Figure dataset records
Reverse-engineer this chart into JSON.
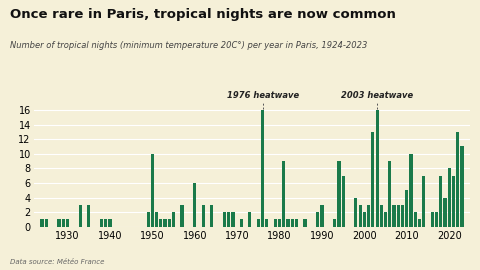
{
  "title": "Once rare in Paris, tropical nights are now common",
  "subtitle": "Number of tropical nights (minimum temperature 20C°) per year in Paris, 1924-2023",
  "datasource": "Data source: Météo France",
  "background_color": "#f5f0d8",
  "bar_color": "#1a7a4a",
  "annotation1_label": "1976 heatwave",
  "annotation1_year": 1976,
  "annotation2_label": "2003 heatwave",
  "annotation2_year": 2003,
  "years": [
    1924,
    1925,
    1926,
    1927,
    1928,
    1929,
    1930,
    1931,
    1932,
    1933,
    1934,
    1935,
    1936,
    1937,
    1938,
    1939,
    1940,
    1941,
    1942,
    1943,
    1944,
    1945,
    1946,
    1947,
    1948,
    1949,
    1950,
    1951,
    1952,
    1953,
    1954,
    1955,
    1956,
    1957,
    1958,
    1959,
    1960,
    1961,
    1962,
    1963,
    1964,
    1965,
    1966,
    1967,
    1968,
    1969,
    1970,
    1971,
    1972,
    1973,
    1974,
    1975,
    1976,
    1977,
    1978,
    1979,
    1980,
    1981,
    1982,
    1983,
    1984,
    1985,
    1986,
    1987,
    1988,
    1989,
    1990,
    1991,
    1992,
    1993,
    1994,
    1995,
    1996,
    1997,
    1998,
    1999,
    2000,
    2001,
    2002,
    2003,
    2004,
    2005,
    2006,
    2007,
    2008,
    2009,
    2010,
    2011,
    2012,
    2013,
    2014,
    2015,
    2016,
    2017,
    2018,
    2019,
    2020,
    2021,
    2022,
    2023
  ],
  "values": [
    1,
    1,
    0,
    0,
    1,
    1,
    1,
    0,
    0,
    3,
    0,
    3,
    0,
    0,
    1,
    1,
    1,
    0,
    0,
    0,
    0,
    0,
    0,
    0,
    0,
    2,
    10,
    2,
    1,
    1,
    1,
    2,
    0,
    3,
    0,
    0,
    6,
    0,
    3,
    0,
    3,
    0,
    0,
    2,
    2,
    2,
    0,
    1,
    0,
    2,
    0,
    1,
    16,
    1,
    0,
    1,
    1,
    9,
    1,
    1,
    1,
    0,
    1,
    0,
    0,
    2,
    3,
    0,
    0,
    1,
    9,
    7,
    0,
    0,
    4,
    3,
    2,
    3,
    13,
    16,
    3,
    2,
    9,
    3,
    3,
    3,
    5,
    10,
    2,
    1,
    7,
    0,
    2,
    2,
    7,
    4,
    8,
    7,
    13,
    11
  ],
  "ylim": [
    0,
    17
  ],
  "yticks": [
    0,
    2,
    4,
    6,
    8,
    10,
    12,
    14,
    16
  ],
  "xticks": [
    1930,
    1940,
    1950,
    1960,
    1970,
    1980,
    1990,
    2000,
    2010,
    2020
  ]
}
* * *
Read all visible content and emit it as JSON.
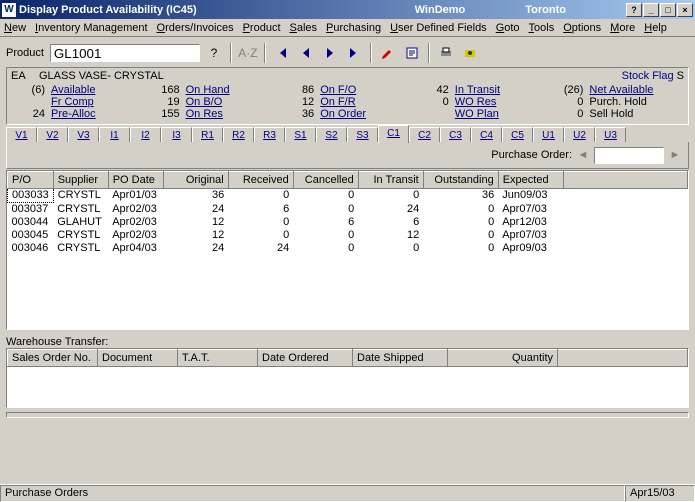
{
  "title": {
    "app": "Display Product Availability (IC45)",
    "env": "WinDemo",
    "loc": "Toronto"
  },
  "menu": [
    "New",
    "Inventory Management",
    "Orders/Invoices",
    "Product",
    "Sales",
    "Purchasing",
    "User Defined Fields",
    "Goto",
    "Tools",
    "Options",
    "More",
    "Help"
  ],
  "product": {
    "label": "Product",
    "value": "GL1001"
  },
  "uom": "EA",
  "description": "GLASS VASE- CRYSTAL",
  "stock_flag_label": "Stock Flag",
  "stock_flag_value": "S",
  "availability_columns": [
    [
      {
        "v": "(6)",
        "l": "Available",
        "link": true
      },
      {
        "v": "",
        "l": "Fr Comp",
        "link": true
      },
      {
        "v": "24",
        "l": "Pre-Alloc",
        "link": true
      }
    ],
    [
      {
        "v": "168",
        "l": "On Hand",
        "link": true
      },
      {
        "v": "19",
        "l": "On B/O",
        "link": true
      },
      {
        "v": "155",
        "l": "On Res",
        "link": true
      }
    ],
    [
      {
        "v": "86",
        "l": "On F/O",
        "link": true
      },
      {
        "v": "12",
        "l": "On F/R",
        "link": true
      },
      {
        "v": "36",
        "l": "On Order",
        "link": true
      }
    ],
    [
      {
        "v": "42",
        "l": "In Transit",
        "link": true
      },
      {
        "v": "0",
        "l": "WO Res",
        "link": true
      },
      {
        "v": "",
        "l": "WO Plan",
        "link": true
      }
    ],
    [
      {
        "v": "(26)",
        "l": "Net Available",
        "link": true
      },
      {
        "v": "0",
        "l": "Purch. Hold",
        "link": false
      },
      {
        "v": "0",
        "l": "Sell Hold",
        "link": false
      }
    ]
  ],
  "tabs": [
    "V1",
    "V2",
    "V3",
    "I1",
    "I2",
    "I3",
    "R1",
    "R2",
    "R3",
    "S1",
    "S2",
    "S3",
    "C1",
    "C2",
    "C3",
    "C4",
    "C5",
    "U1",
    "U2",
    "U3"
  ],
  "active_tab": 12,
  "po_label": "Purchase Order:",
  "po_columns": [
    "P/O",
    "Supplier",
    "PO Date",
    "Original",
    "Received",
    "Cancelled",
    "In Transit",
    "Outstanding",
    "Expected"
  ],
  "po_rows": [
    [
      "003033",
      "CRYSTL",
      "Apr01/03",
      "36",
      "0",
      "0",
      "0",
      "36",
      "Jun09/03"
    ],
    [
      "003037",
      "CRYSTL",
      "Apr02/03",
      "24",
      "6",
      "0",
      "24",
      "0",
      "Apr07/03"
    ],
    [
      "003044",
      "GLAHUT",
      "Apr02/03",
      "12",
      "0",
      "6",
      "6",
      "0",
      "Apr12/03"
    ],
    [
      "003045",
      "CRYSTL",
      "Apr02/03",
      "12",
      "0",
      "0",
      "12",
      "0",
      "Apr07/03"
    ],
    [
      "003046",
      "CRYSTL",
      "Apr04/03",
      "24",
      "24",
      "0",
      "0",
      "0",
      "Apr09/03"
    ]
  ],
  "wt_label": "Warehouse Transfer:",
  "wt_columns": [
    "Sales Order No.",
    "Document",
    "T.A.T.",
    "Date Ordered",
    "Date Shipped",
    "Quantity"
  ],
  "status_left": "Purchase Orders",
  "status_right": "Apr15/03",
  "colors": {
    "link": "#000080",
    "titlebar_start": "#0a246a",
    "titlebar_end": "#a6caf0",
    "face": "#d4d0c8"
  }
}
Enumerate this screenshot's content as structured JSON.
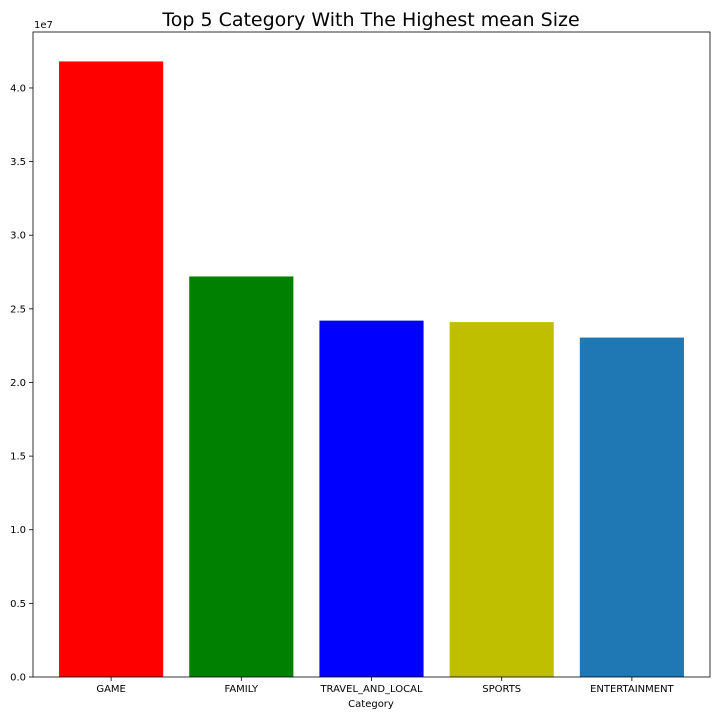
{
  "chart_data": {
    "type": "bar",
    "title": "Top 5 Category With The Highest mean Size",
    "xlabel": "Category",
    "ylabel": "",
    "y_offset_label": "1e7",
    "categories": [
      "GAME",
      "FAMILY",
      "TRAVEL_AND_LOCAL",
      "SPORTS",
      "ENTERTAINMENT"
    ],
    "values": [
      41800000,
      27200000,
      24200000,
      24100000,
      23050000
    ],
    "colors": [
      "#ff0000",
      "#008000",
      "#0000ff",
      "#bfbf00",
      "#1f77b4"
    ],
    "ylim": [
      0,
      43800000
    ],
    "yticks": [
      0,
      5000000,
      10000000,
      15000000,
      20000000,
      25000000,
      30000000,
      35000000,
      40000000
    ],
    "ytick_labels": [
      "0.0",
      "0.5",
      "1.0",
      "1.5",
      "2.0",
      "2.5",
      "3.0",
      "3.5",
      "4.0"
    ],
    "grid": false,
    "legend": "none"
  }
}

▶ [Description of the task] Count the lines above that contain the word "JSON", and give only that number.

▶ [Task solution] 3